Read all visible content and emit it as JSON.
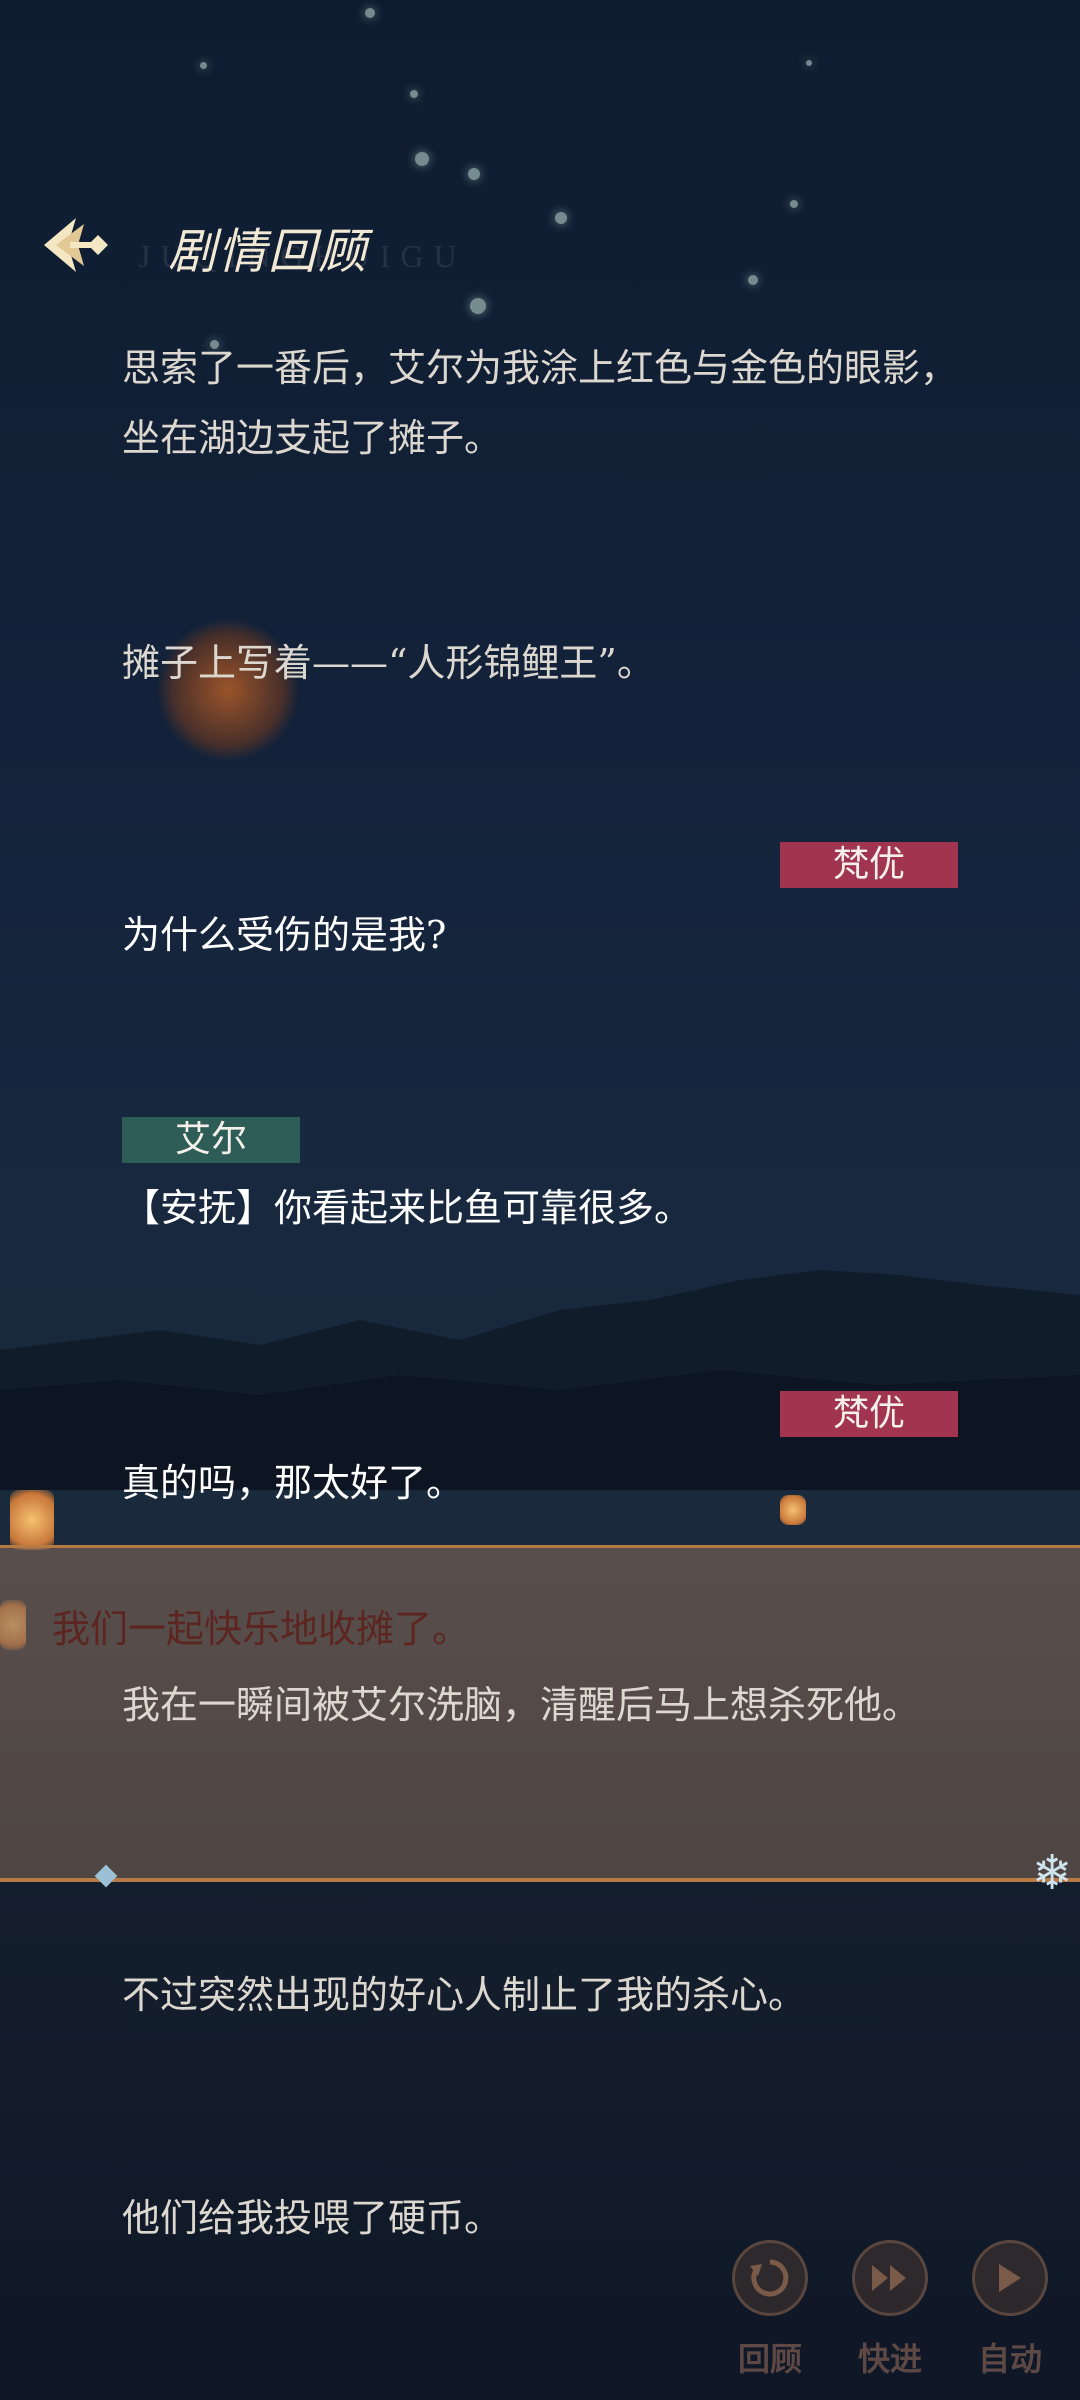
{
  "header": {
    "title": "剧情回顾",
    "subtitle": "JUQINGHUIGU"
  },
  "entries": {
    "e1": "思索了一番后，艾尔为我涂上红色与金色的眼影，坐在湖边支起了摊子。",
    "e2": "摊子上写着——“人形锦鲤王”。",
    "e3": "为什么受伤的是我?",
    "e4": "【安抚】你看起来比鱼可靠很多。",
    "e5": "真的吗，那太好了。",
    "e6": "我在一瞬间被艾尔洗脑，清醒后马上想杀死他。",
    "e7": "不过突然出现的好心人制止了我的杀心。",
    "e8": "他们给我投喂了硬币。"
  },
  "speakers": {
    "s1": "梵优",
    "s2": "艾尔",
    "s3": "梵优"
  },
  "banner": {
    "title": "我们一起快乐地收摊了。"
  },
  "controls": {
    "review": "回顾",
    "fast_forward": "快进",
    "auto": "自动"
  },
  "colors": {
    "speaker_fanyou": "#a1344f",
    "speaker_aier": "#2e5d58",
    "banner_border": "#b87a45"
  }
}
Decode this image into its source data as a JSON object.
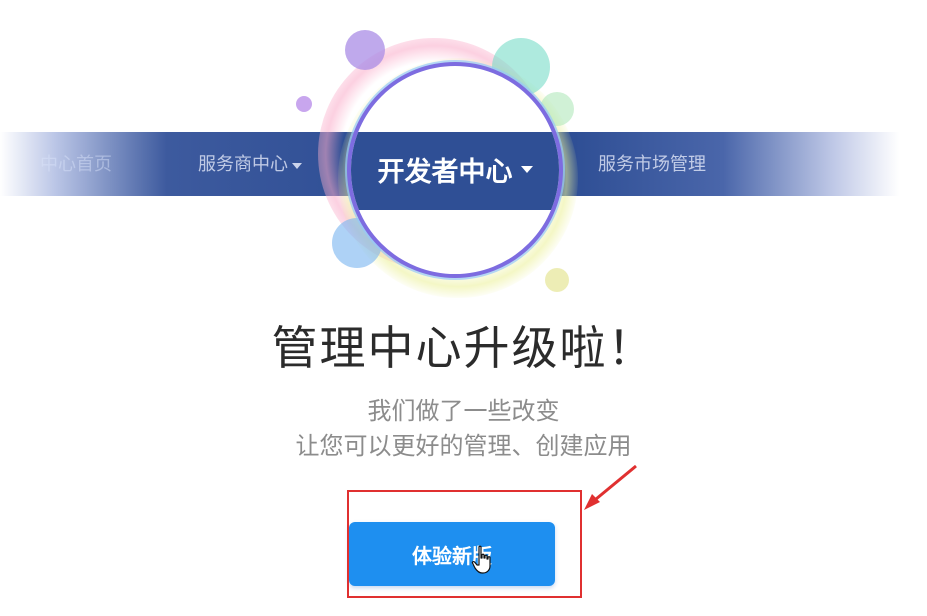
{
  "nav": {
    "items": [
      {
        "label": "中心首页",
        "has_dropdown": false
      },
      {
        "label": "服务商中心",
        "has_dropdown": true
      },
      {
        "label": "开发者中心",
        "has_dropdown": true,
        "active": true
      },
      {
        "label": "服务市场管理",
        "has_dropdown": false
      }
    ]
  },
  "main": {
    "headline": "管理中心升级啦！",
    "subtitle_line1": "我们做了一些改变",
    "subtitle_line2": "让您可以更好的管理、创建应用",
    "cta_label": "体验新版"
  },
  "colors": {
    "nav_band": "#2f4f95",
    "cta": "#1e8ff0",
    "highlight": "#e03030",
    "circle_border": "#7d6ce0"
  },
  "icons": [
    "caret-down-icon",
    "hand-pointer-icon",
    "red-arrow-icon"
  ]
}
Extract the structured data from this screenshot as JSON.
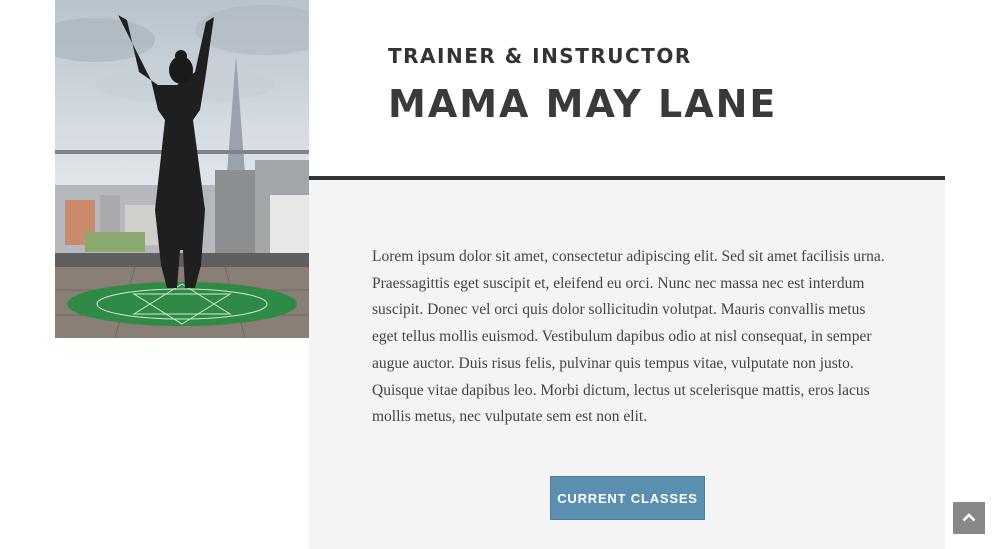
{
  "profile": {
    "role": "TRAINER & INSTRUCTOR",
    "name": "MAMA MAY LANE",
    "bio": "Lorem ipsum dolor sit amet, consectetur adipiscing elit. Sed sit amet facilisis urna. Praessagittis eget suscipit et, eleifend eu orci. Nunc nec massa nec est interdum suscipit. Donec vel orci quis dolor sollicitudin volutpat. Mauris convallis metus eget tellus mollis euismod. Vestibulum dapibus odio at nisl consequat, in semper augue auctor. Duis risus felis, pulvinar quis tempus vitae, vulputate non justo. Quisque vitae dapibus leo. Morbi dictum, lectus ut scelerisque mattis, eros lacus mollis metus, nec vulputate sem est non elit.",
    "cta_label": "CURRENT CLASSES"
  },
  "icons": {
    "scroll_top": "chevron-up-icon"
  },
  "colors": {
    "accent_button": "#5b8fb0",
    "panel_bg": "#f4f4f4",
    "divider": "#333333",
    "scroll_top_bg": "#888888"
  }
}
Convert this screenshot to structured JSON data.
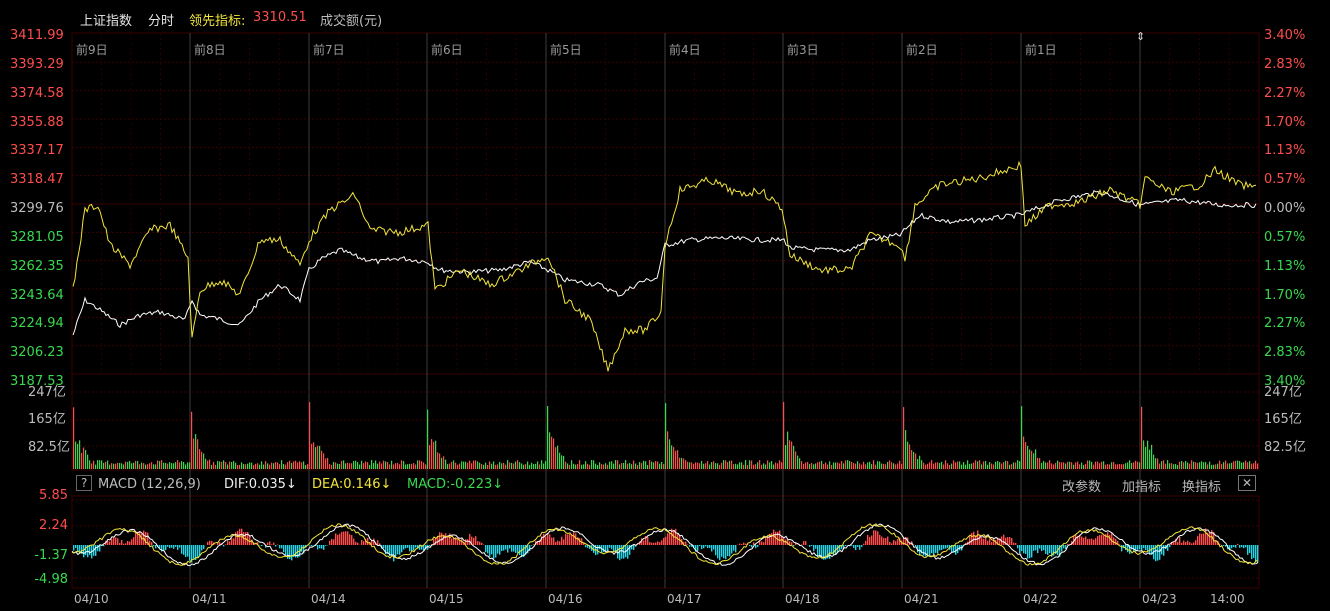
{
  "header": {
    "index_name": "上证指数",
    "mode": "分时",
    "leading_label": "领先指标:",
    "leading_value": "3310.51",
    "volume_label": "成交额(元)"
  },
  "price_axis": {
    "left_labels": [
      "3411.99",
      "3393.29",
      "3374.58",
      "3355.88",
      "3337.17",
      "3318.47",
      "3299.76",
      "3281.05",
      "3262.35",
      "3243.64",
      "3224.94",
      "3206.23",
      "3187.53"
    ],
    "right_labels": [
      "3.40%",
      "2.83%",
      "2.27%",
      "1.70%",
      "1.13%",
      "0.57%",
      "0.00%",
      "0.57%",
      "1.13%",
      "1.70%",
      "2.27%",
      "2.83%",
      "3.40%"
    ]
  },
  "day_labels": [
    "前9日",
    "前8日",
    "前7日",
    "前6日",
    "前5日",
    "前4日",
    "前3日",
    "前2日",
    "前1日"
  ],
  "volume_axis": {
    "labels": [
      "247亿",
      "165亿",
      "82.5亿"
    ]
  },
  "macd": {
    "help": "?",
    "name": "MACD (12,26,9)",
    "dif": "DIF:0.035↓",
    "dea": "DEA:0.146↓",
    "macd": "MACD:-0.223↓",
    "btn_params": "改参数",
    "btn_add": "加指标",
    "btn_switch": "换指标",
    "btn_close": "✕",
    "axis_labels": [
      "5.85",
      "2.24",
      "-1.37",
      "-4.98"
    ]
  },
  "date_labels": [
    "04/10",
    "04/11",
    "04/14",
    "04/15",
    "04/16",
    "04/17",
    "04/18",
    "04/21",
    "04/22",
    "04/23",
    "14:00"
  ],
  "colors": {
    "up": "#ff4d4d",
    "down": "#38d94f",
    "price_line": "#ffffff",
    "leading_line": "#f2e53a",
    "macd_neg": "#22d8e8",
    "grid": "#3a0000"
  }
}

Written exercise: Copy out every line that includes the word "screenshot".

Solved problem:
Extract the structured data from this screenshot as JSON.
Convert this screenshot to structured JSON data.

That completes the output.